**DOCUMENT PASSAGE**
——————

Heidi: Rescue of the Lynx review – baby lynx is extra ingredient in new version of classic Alpine yarn

Also adding an evil land developer to the well-loved children’s story of a kindly girl in the Swiss mountains is ultimately uninspiring

In a picturesque mountain village in the Swiss Alps, a property developer named Schnaittinger is working away to convince the naive local inhabitants that his proposal for a new sawmill is just what they need to get their economy humming. In this inoffensive and ultimately uninspiring children’s animation, peppy little tomboy Heidi realises pretty quickly that this self-styled entrepreneur – sample line: “Machines can help us live a better life” – really only cares about his own profit margins.

Heidi and her friend Peter are given an added incentive to foil the bad guy’s dastardly schemes in the form of an adorable baby lynx that would be imperilled by the development of the area. The lynx is cute in that standard no-brainer kid’s animation way, with big eyes and a stumbling gait guaranteed to tap directly into the “preserve and protect” part of your brain. Unfortunately, watching Heidi unravel Schnaittinger’s evil plot is an exercise in well-intentioned narrative predictability. Various narrative curlicues such as Heidi’s outcast grandfather’s redemption in the eyes of the villagers and Heidi’s pen pal Clara showing up in the third act don’t add much jeopardy to matters.

——————

**REQUIREMENTS**
In the film review, what does the property developer Schnaittinger propose building in the village?

**RECORDS PROVIDED**
——————

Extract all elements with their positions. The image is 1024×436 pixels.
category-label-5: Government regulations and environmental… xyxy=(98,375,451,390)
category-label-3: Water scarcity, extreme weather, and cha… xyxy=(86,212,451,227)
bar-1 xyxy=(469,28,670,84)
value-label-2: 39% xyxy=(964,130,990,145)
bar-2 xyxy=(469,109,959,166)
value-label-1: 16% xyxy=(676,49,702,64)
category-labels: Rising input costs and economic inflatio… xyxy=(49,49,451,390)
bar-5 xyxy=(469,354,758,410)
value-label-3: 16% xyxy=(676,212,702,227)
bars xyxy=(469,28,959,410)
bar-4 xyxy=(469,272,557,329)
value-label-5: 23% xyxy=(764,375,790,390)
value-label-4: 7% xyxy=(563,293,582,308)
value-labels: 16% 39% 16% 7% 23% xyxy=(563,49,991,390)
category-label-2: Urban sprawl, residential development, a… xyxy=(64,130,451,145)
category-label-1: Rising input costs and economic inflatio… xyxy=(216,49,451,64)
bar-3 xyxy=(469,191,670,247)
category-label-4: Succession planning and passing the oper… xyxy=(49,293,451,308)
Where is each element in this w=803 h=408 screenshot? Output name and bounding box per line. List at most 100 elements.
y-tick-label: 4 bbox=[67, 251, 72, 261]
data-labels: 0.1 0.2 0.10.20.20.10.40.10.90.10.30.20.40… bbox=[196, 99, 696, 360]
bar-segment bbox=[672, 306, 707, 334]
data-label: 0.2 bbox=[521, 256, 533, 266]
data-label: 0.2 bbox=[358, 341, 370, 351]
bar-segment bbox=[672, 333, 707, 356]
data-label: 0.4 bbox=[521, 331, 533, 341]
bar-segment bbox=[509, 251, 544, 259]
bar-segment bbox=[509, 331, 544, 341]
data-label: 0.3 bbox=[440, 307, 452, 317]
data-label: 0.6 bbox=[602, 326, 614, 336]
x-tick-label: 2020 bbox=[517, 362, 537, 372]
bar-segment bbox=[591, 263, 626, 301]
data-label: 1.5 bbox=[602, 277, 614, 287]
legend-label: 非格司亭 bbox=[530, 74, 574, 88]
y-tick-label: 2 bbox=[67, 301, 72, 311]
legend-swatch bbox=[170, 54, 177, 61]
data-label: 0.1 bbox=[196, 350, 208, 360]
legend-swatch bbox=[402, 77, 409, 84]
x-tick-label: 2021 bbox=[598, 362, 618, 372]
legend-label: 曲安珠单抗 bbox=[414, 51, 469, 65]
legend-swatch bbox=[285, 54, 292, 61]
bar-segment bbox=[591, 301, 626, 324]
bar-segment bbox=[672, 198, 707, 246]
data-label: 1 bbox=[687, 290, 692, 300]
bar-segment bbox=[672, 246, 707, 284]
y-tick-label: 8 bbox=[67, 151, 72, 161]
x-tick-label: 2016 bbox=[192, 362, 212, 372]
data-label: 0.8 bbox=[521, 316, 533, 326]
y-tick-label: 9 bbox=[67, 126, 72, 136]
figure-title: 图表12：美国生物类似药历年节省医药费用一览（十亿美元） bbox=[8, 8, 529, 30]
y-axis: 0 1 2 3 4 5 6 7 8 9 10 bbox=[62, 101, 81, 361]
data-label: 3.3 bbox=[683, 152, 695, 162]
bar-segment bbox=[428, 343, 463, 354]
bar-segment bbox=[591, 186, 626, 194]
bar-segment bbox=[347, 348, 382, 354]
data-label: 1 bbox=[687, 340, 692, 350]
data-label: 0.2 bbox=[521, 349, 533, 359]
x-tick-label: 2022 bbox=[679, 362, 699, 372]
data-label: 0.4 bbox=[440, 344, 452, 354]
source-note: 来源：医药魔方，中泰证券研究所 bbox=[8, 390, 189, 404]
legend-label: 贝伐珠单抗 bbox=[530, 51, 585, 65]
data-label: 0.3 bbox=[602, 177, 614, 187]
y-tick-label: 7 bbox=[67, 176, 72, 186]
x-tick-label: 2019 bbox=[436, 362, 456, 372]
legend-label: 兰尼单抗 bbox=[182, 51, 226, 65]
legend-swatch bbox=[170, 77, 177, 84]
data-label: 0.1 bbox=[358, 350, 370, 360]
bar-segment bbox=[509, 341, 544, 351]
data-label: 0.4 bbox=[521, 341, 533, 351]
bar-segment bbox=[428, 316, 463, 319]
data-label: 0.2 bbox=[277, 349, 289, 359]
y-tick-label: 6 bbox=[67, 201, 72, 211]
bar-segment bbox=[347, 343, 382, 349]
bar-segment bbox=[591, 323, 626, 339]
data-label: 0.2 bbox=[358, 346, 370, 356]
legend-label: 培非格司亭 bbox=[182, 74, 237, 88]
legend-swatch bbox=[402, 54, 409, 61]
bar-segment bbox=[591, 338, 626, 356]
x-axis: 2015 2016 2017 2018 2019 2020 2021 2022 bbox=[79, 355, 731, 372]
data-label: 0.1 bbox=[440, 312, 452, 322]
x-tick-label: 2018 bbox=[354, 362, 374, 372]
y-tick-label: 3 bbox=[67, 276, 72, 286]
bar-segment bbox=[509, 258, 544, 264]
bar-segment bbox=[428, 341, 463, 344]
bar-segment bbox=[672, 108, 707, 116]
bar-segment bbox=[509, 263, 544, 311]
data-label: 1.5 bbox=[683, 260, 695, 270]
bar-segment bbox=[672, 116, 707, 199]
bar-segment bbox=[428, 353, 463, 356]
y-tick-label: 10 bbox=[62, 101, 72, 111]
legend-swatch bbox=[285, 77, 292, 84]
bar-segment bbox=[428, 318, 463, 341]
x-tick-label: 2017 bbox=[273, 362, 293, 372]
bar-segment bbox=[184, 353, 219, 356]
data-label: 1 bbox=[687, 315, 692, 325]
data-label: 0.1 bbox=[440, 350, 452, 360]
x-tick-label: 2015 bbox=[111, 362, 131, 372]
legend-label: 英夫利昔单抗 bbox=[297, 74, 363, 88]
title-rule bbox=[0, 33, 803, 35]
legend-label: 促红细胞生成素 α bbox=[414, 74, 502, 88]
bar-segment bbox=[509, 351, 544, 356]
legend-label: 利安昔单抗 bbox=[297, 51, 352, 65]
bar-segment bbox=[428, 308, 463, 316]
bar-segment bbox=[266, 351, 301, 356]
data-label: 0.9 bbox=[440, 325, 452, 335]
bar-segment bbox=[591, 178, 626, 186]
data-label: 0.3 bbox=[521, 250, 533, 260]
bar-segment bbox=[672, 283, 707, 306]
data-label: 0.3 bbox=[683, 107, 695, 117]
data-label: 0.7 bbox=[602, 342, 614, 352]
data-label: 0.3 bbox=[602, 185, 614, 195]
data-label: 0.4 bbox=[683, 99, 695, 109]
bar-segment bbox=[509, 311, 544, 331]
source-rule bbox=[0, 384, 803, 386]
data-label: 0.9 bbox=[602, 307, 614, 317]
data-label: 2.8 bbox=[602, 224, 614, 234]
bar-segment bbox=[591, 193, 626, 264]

——————

**EXERCISE ANSWER**
A new sawmill.